SET PROBLEM:
Give only the number of lines in the records below that contain the word "SDTVAR".

INPUT ROWS:
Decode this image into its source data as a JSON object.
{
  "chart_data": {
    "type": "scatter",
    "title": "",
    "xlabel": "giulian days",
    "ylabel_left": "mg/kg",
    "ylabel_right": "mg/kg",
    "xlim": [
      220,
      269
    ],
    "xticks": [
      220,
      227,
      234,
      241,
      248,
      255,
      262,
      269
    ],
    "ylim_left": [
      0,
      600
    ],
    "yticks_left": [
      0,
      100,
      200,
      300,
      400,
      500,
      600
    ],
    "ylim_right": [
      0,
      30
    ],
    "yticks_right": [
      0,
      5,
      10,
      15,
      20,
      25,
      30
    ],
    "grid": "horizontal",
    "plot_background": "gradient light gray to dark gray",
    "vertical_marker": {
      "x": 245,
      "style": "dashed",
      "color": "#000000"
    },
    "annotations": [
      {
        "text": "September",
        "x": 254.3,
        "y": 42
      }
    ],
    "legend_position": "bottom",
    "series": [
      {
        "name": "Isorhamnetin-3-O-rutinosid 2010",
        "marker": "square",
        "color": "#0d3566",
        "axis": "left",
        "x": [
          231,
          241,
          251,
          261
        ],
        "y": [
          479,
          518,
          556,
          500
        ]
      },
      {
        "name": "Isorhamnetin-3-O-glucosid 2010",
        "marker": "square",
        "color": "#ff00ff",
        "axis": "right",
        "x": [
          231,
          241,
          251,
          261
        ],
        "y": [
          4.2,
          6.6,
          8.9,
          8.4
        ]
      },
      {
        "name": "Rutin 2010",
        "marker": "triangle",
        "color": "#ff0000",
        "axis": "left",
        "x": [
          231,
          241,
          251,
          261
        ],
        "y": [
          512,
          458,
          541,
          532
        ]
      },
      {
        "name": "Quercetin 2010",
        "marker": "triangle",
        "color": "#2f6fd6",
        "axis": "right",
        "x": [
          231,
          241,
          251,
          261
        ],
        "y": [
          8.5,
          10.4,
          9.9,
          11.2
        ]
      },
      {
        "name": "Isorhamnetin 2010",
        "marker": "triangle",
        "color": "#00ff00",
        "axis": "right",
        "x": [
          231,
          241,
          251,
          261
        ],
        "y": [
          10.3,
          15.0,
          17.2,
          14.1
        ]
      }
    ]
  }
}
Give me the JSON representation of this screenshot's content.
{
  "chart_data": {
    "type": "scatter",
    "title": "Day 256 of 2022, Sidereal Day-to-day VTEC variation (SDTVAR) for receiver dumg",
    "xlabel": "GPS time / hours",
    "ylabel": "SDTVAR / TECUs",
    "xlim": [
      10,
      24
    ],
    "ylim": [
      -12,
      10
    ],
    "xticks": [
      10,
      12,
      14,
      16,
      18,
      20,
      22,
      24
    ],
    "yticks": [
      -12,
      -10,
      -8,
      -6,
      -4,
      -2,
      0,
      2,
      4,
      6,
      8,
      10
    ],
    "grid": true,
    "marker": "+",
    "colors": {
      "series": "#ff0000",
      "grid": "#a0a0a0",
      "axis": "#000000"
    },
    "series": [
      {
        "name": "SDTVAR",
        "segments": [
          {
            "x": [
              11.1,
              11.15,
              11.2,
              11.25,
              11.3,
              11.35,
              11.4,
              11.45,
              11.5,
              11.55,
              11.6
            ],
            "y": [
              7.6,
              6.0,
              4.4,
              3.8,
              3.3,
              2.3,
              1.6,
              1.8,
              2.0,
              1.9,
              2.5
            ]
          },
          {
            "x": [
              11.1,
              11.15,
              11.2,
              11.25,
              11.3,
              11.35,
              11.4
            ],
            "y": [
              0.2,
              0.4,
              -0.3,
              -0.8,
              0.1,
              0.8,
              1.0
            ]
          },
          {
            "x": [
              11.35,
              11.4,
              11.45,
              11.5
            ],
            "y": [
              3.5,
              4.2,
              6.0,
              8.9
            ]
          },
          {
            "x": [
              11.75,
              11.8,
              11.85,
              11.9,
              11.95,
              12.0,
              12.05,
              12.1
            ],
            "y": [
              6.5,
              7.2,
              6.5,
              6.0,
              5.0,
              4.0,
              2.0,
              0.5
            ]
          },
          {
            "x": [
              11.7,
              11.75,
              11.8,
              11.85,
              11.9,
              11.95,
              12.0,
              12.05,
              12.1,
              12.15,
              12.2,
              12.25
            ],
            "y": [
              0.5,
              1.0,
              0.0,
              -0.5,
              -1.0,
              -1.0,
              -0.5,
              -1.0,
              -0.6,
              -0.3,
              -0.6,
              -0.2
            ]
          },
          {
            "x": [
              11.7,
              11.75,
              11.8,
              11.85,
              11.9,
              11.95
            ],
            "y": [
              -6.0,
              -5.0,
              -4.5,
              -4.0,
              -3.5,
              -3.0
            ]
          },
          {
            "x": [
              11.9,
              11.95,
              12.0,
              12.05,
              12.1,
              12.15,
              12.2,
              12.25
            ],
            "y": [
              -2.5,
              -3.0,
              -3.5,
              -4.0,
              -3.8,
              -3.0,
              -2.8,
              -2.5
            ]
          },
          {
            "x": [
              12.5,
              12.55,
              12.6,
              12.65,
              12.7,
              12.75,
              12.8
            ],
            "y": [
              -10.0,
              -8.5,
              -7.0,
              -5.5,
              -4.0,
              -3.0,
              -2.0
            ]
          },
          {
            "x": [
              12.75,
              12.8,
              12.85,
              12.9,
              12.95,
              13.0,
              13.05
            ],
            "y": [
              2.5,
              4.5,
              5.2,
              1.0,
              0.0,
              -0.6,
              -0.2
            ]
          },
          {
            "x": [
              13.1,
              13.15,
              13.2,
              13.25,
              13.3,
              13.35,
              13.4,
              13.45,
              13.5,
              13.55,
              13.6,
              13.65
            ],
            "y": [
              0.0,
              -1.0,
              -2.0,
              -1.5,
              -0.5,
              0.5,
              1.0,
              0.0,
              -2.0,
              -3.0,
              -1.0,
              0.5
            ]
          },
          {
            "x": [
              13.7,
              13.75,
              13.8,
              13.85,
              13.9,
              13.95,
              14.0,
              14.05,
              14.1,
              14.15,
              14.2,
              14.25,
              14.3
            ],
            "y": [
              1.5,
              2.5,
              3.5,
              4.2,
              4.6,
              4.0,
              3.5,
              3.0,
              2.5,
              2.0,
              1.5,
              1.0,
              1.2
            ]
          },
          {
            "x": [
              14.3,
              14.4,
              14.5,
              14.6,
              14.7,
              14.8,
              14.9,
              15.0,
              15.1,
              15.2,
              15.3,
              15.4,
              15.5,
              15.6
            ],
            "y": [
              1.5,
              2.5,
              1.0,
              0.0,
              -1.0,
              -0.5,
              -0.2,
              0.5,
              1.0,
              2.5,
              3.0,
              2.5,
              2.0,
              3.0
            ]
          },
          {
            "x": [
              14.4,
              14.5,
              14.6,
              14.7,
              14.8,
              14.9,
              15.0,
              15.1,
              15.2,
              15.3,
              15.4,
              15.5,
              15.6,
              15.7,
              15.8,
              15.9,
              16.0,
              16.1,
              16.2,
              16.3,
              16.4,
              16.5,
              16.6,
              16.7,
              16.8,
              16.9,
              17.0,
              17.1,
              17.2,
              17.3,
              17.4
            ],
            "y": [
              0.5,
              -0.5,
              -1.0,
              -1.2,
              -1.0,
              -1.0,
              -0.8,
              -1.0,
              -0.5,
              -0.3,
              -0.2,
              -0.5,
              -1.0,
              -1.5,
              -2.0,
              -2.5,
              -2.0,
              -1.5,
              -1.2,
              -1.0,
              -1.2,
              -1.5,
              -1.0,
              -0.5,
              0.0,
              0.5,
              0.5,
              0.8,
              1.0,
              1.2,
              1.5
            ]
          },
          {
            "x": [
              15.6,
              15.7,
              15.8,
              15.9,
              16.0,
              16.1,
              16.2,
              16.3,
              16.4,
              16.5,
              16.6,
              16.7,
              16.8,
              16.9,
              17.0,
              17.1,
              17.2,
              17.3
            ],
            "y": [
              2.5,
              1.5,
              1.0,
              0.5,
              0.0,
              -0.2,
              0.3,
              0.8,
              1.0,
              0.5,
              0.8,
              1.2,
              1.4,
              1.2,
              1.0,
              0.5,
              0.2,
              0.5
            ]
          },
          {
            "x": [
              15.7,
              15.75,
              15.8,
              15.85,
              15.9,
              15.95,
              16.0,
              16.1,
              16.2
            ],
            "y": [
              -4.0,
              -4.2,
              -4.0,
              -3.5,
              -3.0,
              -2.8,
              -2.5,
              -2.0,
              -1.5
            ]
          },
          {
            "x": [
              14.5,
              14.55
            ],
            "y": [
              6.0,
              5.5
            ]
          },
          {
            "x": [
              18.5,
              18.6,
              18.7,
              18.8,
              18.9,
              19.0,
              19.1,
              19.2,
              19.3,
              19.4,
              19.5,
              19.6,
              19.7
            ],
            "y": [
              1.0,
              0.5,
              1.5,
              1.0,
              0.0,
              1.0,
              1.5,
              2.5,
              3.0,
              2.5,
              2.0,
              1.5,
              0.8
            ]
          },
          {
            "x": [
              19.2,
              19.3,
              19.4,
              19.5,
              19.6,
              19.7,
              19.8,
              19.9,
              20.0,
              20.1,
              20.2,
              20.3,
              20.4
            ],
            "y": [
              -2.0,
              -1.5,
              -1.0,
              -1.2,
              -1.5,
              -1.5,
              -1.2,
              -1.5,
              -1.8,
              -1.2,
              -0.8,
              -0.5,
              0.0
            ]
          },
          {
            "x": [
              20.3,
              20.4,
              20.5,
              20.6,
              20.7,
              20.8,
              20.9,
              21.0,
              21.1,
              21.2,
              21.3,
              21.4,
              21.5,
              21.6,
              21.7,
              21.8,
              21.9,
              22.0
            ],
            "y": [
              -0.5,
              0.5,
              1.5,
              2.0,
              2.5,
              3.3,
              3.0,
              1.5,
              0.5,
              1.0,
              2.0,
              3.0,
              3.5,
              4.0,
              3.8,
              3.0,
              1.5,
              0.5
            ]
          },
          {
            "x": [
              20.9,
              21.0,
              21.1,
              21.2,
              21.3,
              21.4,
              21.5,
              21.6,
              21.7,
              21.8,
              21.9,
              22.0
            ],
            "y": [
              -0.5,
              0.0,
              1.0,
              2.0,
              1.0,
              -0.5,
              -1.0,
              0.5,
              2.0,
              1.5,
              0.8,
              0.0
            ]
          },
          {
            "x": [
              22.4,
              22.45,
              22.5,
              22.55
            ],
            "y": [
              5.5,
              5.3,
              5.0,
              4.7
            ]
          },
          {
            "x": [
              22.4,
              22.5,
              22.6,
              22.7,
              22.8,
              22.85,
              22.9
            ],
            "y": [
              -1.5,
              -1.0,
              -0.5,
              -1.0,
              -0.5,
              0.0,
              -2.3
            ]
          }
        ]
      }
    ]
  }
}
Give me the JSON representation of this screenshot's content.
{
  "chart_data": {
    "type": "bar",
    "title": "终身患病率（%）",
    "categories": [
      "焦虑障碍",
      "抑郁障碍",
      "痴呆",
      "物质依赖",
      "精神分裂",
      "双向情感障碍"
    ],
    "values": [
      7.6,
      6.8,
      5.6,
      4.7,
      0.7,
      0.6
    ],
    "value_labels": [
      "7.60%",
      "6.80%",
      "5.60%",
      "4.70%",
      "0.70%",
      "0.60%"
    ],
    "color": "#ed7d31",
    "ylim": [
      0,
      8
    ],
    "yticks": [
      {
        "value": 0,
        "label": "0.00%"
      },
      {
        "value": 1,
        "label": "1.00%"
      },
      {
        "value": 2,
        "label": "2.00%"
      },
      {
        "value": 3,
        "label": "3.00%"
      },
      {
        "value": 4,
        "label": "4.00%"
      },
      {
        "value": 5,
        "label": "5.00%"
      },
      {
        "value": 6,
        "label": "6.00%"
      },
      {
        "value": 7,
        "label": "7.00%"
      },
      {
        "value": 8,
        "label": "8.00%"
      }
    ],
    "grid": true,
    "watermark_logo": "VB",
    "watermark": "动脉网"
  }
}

WRITTEN SOLUTION:
3